• [What the task asks]: Note how many lines include the word "Mediterranean", and give that number by itself.

• [Data provided]:
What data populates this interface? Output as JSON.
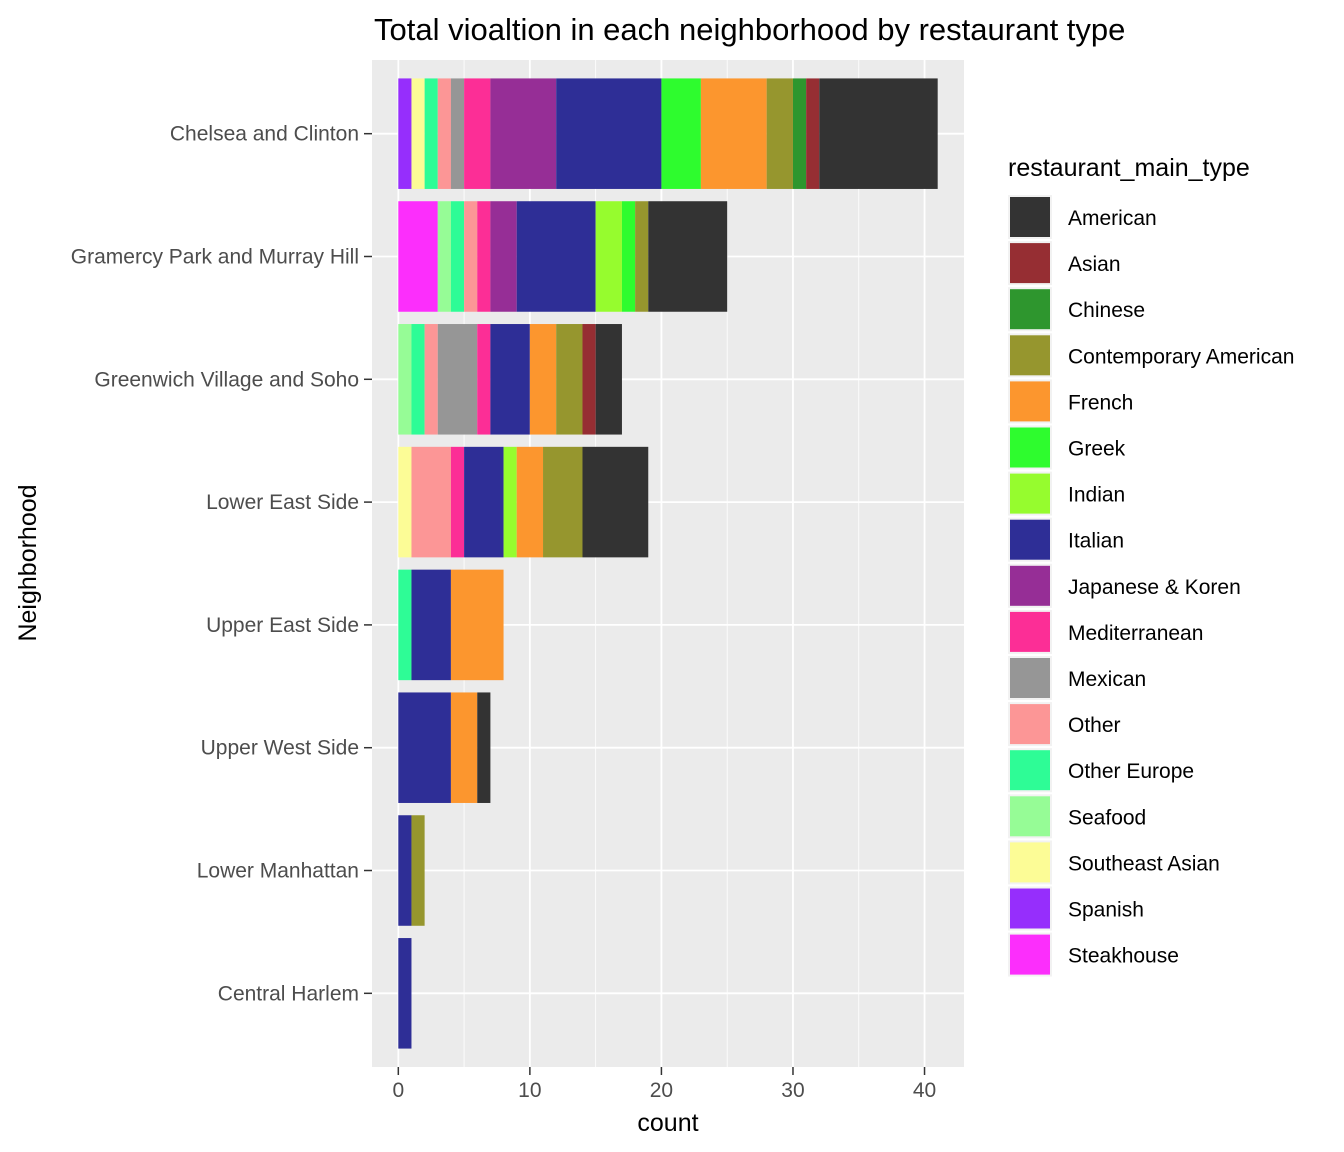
{
  "chart_data": {
    "type": "bar",
    "orientation": "horizontal",
    "stacked": true,
    "title": "Total vioaltion in each neighborhood by restaurant type",
    "xlabel": "count",
    "ylabel": "Neighborhood",
    "xlim": [
      -2,
      43
    ],
    "x_ticks": [
      0,
      10,
      20,
      30,
      40
    ],
    "grid": true,
    "legend_position": "right",
    "legend_title": "restaurant_main_type",
    "categories": [
      "Chelsea and Clinton",
      "Gramercy Park and Murray Hill",
      "Greenwich Village and Soho",
      "Lower East Side ",
      "Upper East Side",
      "Upper West Side",
      "Lower Manhattan",
      "Central Harlem"
    ],
    "stack_order": [
      "Spanish",
      "Steakhouse",
      "Southeast Asian",
      "Seafood",
      "Other Europe",
      "Other",
      "Mexican",
      "Mediterranean",
      "Japanese & Koren",
      "Italian",
      "Indian",
      "Greek",
      "French",
      "Contemporary American",
      "Chinese",
      "Asian",
      "American"
    ],
    "series": [
      {
        "name": "American",
        "color": "#333333",
        "values": [
          9,
          6,
          2,
          5,
          0,
          1,
          0,
          0
        ]
      },
      {
        "name": "Asian",
        "color": "#962e33",
        "values": [
          1,
          0,
          1,
          0,
          0,
          0,
          0,
          0
        ]
      },
      {
        "name": "Chinese",
        "color": "#2e962e",
        "values": [
          1,
          0,
          0,
          0,
          0,
          0,
          0,
          0
        ]
      },
      {
        "name": "Contemporary American",
        "color": "#96962e",
        "values": [
          2,
          1,
          2,
          3,
          0,
          0,
          1,
          0
        ]
      },
      {
        "name": "French",
        "color": "#fc962e",
        "values": [
          5,
          0,
          2,
          2,
          4,
          2,
          0,
          0
        ]
      },
      {
        "name": "Greek",
        "color": "#2efc2e",
        "values": [
          3,
          1,
          0,
          0,
          0,
          0,
          0,
          0
        ]
      },
      {
        "name": "Indian",
        "color": "#96fc2e",
        "values": [
          0,
          2,
          0,
          1,
          0,
          0,
          0,
          0
        ]
      },
      {
        "name": "Italian",
        "color": "#2e2e96",
        "values": [
          8,
          6,
          3,
          3,
          3,
          4,
          1,
          1
        ]
      },
      {
        "name": "Japanese & Koren",
        "color": "#962e96",
        "values": [
          5,
          2,
          0,
          0,
          0,
          0,
          0,
          0
        ]
      },
      {
        "name": "Mediterranean",
        "color": "#fc2e96",
        "values": [
          2,
          1,
          1,
          1,
          0,
          0,
          0,
          0
        ]
      },
      {
        "name": "Mexican",
        "color": "#969696",
        "values": [
          1,
          0,
          3,
          0,
          0,
          0,
          0,
          0
        ]
      },
      {
        "name": "Other",
        "color": "#fc9696",
        "values": [
          1,
          1,
          1,
          3,
          0,
          0,
          0,
          0
        ]
      },
      {
        "name": "Other Europe",
        "color": "#2efc96",
        "values": [
          1,
          1,
          1,
          0,
          1,
          0,
          0,
          0
        ]
      },
      {
        "name": "Seafood",
        "color": "#96fc96",
        "values": [
          0,
          1,
          1,
          0,
          0,
          0,
          0,
          0
        ]
      },
      {
        "name": "Southeast Asian",
        "color": "#fcfc96",
        "values": [
          1,
          0,
          0,
          1,
          0,
          0,
          0,
          0
        ]
      },
      {
        "name": "Spanish",
        "color": "#962efc",
        "values": [
          1,
          0,
          0,
          0,
          0,
          0,
          0,
          0
        ]
      },
      {
        "name": "Steakhouse",
        "color": "#fc2efc",
        "values": [
          0,
          3,
          0,
          0,
          0,
          0,
          0,
          0
        ]
      }
    ]
  }
}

• [Problem solution]: 2